_What you are asked to do_
Filter these entries so that only lines with the word "projektu" remain.

Data extracted from a collection:
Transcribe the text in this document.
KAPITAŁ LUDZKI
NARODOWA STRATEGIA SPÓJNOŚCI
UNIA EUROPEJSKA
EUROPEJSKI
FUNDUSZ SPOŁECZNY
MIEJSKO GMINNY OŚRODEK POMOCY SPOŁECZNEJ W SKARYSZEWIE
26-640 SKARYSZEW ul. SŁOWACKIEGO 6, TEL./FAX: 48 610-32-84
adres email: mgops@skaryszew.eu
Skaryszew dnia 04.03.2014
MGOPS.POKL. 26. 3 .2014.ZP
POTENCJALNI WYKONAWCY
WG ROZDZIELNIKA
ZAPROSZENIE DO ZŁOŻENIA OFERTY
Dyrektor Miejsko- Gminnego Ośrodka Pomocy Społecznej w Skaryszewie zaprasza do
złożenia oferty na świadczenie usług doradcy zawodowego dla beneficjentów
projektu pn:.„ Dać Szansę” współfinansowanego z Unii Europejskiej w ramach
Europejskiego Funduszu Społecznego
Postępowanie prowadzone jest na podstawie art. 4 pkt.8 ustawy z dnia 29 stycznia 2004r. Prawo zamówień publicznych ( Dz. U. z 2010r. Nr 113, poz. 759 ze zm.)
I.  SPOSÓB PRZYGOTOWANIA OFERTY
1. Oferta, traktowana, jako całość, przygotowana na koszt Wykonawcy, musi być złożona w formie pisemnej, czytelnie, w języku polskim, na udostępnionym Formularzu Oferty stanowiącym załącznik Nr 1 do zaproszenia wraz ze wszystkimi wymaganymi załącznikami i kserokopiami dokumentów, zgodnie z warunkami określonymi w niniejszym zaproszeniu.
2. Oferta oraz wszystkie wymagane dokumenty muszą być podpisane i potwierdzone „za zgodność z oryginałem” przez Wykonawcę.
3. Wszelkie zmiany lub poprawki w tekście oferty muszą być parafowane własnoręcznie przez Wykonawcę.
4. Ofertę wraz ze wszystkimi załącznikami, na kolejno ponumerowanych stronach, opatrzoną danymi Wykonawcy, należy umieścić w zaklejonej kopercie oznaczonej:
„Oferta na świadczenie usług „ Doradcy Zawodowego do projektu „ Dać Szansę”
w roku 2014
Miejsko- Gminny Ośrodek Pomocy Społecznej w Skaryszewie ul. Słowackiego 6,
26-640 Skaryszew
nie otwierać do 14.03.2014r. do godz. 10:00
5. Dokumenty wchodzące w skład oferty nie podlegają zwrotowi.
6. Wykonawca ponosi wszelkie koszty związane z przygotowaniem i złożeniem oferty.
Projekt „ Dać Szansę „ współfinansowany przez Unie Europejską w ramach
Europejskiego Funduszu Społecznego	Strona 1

_Finished task_
projektu pn:.„ Dać Szansę” współfinansowanego z Unii Europejskiej w ramach
„Oferta na świadczenie usług „ Doradcy Zawodowego do projektu „ Dać Szansę”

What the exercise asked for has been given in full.